(Exercise goal) Restate the records that follow word for word; no pictures should appear.

━━━━━━━━━━━━━━━━

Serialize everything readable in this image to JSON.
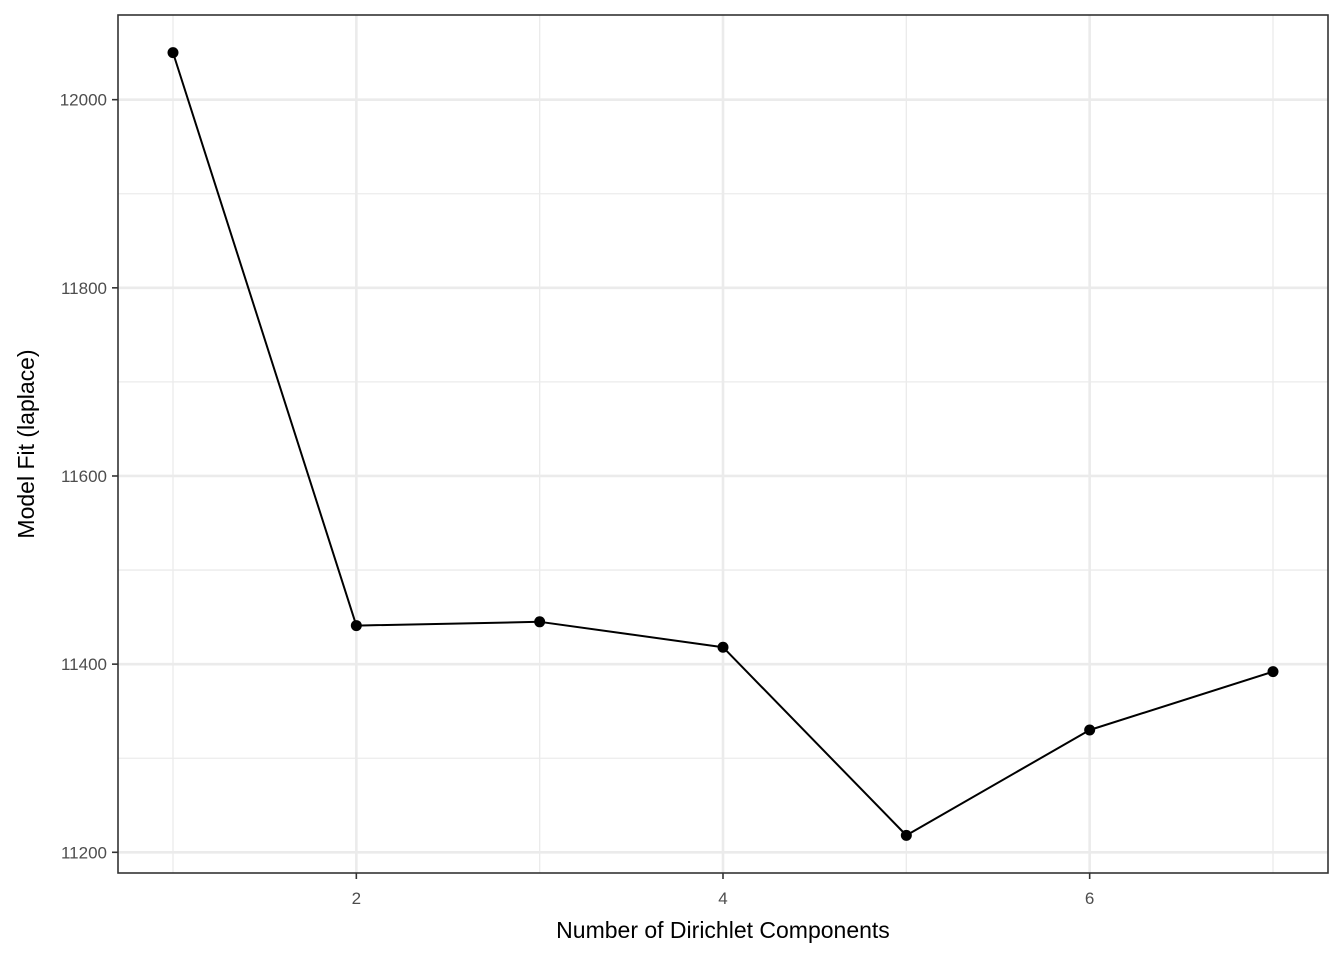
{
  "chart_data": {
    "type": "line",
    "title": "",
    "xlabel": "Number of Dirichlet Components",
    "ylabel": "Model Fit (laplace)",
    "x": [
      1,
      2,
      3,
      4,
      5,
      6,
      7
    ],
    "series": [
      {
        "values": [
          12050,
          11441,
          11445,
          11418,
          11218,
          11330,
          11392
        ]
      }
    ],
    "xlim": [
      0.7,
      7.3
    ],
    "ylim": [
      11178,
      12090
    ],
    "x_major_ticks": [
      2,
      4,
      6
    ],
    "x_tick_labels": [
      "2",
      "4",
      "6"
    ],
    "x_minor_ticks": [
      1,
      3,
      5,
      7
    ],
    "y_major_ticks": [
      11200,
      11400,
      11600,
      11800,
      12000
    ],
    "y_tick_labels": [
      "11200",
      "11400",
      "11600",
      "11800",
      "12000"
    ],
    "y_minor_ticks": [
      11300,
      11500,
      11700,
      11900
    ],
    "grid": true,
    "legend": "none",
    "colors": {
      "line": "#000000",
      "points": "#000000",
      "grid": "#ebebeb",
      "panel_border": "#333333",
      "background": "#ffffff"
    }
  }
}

━━━━━━━━━━━━━━━━

(Finished answer)
Serialize everything readable in this image to JSON.
{
  "chart_data": {
    "type": "line",
    "title": "",
    "xlabel": "Number of Dirichlet Components",
    "ylabel": "Model Fit (laplace)",
    "x": [
      1,
      2,
      3,
      4,
      5,
      6,
      7
    ],
    "series": [
      {
        "values": [
          12050,
          11441,
          11445,
          11418,
          11218,
          11330,
          11392
        ]
      }
    ],
    "xlim": [
      0.7,
      7.3
    ],
    "ylim": [
      11178,
      12090
    ],
    "x_major_ticks": [
      2,
      4,
      6
    ],
    "x_tick_labels": [
      "2",
      "4",
      "6"
    ],
    "x_minor_ticks": [
      1,
      3,
      5,
      7
    ],
    "y_major_ticks": [
      11200,
      11400,
      11600,
      11800,
      12000
    ],
    "y_tick_labels": [
      "11200",
      "11400",
      "11600",
      "11800",
      "12000"
    ],
    "y_minor_ticks": [
      11300,
      11500,
      11700,
      11900
    ],
    "grid": true,
    "legend": "none",
    "colors": {
      "line": "#000000",
      "points": "#000000",
      "grid": "#ebebeb",
      "panel_border": "#333333",
      "background": "#ffffff"
    }
  }
}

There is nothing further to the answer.